### Data to process:
——
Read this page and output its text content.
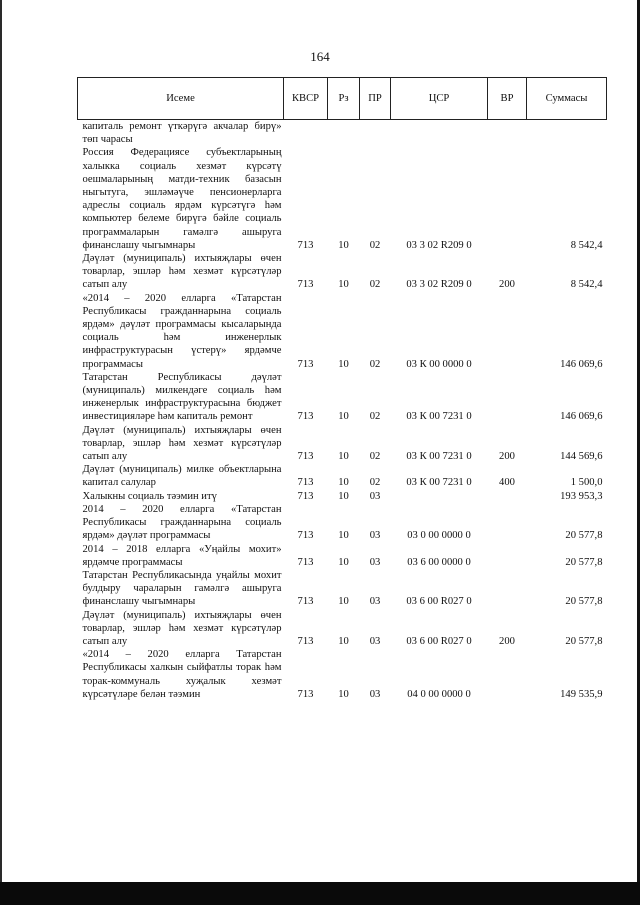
164
Исеме	КВСР	Рз	ПР	ЦСР	ВР	Суммасы
капиталь ремонт үткәрүгә акчалар бирү» төп чарасы						
Россия Федерациясе субъектларының халыкка социаль хезмәт күрсәтү оешмаларының матди-техник базасын ныгытуга, эшләмәүче пенсионерларга адреслы социаль ярдәм күрсәтүгә һәм компьютер белеме бирүгә бәйле социаль программаларын гамәлгә ашыруга финанслашу чыгымнары	713	10	02	03 3 02 R209 0		8 542,4
Дәүләт (муниципаль) ихтыяҗлары өчен товарлар, эшләр һәм хезмәт күрсәтүләр сатып алу	713	10	02	03 3 02 R209 0	200	8 542,4
«2014 – 2020 елларга «Татарстан Республикасы гражданнарына социаль ярдәм» дәүләт программасы кысаларында социаль һәм инженерлык инфраструктурасын үстерү» ярдәмче программасы	713	10	02	03 К 00 0000 0		146 069,6
Татарстан Республикасы дәүләт (муниципаль) милкендәге социаль һәм инженерлык инфраструктурасына бюджет инвестицияләре һәм капиталь ремонт	713	10	02	03 К 00 7231 0		146 069,6
Дәүләт (муниципаль) ихтыяҗлары өчен товарлар, эшләр һәм хезмәт күрсәтүләр сатып алу	713	10	02	03 К 00 7231 0	200	144 569,6
Дәүләт (муниципаль) милке объектларына капитал салулар	713	10	02	03 К 00 7231 0	400	1 500,0
Халыкны социаль тәэмин итү	713	10	03			193 953,3
2014 – 2020 елларга «Татарстан Республикасы гражданнарына социаль ярдәм» дәүләт программасы	713	10	03	03 0 00 0000 0		20 577,8
2014 – 2018 елларга «Уңайлы мохит» ярдәмче программасы	713	10	03	03 6 00 0000 0		20 577,8
Татарстан Республикасында уңайлы мохит булдыру чараларын гамәлгә ашыруга финанслашу чыгымнары	713	10	03	03 6 00 R027 0		20 577,8
Дәүләт (муниципаль) ихтыяҗлары өчен товарлар, эшләр һәм хезмәт күрсәтүләр сатып алу	713	10	03	03 6 00 R027 0	200	20 577,8
«2014 – 2020 елларга Татарстан Республикасы халкын сыйфатлы торак һәм торак-коммуналь хуҗалык хезмәт күрсәтүләре белән тәэмин	713	10	03	04 0 00 0000 0		149 535,9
——
### Short exercise:
Scan the listing above and identify each line holding the string "сатып"; copy every such line.

### Result for this exercise:
Дәүләт (муниципаль) ихтыяҗлары өчен товарлар, эшләр һәм хезмәт күрсәтүләр сатып алу	713	10	02	03 3 02 R209 0	200	8 542,4
Дәүләт (муниципаль) ихтыяҗлары өчен товарлар, эшләр һәм хезмәт күрсәтүләр сатып алу	713	10	02	03 К 00 7231 0	200	144 569,6
Дәүләт (муниципаль) ихтыяҗлары өчен товарлар, эшләр һәм хезмәт күрсәтүләр сатып алу	713	10	03	03 6 00 R027 0	200	20 577,8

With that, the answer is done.